(Stored items)
□ □ □ □ □ □ □

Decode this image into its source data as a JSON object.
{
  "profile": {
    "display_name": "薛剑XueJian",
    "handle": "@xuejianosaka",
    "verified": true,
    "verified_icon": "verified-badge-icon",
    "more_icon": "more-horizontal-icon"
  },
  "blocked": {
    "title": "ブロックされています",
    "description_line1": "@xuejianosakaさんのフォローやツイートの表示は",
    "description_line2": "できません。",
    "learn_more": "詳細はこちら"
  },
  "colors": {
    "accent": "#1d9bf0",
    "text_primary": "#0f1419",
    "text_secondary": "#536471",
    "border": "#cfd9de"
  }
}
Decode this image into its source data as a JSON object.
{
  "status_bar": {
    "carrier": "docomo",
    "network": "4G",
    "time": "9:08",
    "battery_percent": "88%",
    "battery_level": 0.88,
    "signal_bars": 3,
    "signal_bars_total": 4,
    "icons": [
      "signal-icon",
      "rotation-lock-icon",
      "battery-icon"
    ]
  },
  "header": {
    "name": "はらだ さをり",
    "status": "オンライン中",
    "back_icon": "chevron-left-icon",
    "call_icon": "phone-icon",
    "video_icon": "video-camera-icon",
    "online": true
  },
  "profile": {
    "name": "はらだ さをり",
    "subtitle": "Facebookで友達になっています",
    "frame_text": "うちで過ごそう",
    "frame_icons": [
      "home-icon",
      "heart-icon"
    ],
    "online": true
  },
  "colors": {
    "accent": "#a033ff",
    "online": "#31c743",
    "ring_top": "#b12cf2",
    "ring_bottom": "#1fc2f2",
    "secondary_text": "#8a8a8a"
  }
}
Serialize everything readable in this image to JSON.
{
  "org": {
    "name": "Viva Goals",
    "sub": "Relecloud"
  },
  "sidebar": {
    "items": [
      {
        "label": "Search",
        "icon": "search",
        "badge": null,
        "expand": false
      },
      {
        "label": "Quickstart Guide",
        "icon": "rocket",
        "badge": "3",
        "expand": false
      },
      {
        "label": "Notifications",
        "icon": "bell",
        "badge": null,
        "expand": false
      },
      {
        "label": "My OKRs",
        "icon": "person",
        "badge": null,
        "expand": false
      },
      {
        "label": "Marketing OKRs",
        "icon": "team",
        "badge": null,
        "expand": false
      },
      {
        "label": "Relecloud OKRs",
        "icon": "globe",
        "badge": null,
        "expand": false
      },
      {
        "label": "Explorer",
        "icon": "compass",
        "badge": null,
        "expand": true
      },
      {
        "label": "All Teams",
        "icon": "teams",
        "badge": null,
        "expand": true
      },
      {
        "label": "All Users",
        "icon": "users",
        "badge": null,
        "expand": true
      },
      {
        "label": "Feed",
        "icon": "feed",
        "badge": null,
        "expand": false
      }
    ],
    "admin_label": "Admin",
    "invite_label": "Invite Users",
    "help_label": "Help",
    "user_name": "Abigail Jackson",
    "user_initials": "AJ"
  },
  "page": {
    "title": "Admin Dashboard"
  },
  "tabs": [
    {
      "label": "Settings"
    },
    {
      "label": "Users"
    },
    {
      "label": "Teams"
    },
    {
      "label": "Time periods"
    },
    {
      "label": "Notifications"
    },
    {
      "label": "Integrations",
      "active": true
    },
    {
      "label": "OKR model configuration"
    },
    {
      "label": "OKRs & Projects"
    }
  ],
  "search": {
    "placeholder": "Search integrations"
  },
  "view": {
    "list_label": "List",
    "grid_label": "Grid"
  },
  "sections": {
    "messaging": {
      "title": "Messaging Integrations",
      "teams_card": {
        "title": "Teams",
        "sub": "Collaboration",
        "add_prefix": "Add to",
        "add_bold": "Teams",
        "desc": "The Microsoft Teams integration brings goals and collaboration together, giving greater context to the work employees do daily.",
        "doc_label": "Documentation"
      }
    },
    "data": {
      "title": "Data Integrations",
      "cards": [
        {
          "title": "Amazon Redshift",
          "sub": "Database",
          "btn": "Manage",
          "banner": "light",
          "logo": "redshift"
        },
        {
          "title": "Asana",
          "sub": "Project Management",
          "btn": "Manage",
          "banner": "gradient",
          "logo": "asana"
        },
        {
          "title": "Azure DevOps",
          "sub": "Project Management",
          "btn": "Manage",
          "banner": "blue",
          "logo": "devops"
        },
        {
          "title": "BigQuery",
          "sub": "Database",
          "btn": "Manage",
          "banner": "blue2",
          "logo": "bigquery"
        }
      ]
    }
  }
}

□ □ □ □ □ □ □

EXERCISE OBJECTIVE: The records above should be repeated in full, exactly as given.

SOLVED EXERCISE:
Decode this image into its source data as a JSON object.
{
  "profile": {
    "display_name": "薛剑XueJian",
    "handle": "@xuejianosaka",
    "verified": true,
    "verified_icon": "verified-badge-icon",
    "more_icon": "more-horizontal-icon"
  },
  "blocked": {
    "title": "ブロックされています",
    "description_line1": "@xuejianosakaさんのフォローやツイートの表示は",
    "description_line2": "できません。",
    "learn_more": "詳細はこちら"
  },
  "colors": {
    "accent": "#1d9bf0",
    "text_primary": "#0f1419",
    "text_secondary": "#536471",
    "border": "#cfd9de"
  }
}
Decode this image into its source data as a JSON object.
{
  "status_bar": {
    "carrier": "docomo",
    "network": "4G",
    "time": "9:08",
    "battery_percent": "88%",
    "battery_level": 0.88,
    "signal_bars": 3,
    "signal_bars_total": 4,
    "icons": [
      "signal-icon",
      "rotation-lock-icon",
      "battery-icon"
    ]
  },
  "header": {
    "name": "はらだ さをり",
    "status": "オンライン中",
    "back_icon": "chevron-left-icon",
    "call_icon": "phone-icon",
    "video_icon": "video-camera-icon",
    "online": true
  },
  "profile": {
    "name": "はらだ さをり",
    "subtitle": "Facebookで友達になっています",
    "frame_text": "うちで過ごそう",
    "frame_icons": [
      "home-icon",
      "heart-icon"
    ],
    "online": true
  },
  "colors": {
    "accent": "#a033ff",
    "online": "#31c743",
    "ring_top": "#b12cf2",
    "ring_bottom": "#1fc2f2",
    "secondary_text": "#8a8a8a"
  }
}
Serialize everything readable in this image to JSON.
{
  "org": {
    "name": "Viva Goals",
    "sub": "Relecloud"
  },
  "sidebar": {
    "items": [
      {
        "label": "Search",
        "icon": "search",
        "badge": null,
        "expand": false
      },
      {
        "label": "Quickstart Guide",
        "icon": "rocket",
        "badge": "3",
        "expand": false
      },
      {
        "label": "Notifications",
        "icon": "bell",
        "badge": null,
        "expand": false
      },
      {
        "label": "My OKRs",
        "icon": "person",
        "badge": null,
        "expand": false
      },
      {
        "label": "Marketing OKRs",
        "icon": "team",
        "badge": null,
        "expand": false
      },
      {
        "label": "Relecloud OKRs",
        "icon": "globe",
        "badge": null,
        "expand": false
      },
      {
        "label": "Explorer",
        "icon": "compass",
        "badge": null,
        "expand": true
      },
      {
        "label": "All Teams",
        "icon": "teams",
        "badge": null,
        "expand": true
      },
      {
        "label": "All Users",
        "icon": "users",
        "badge": null,
        "expand": true
      },
      {
        "label": "Feed",
        "icon": "feed",
        "badge": null,
        "expand": false
      }
    ],
    "admin_label": "Admin",
    "invite_label": "Invite Users",
    "help_label": "Help",
    "user_name": "Abigail Jackson",
    "user_initials": "AJ"
  },
  "page": {
    "title": "Admin Dashboard"
  },
  "tabs": [
    {
      "label": "Settings"
    },
    {
      "label": "Users"
    },
    {
      "label": "Teams"
    },
    {
      "label": "Time periods"
    },
    {
      "label": "Notifications"
    },
    {
      "label": "Integrations",
      "active": true
    },
    {
      "label": "OKR model configuration"
    },
    {
      "label": "OKRs & Projects"
    }
  ],
  "search": {
    "placeholder": "Search integrations"
  },
  "view": {
    "list_label": "List",
    "grid_label": "Grid"
  },
  "sections": {
    "messaging": {
      "title": "Messaging Integrations",
      "teams_card": {
        "title": "Teams",
        "sub": "Collaboration",
        "add_prefix": "Add to",
        "add_bold": "Teams",
        "desc": "The Microsoft Teams integration brings goals and collaboration together, giving greater context to the work employees do daily.",
        "doc_label": "Documentation"
      }
    },
    "data": {
      "title": "Data Integrations",
      "cards": [
        {
          "title": "Amazon Redshift",
          "sub": "Database",
          "btn": "Manage",
          "banner": "light",
          "logo": "redshift"
        },
        {
          "title": "Asana",
          "sub": "Project Management",
          "btn": "Manage",
          "banner": "gradient",
          "logo": "asana"
        },
        {
          "title": "Azure DevOps",
          "sub": "Project Management",
          "btn": "Manage",
          "banner": "blue",
          "logo": "devops"
        },
        {
          "title": "BigQuery",
          "sub": "Database",
          "btn": "Manage",
          "banner": "blue2",
          "logo": "bigquery"
        }
      ]
    }
  }
}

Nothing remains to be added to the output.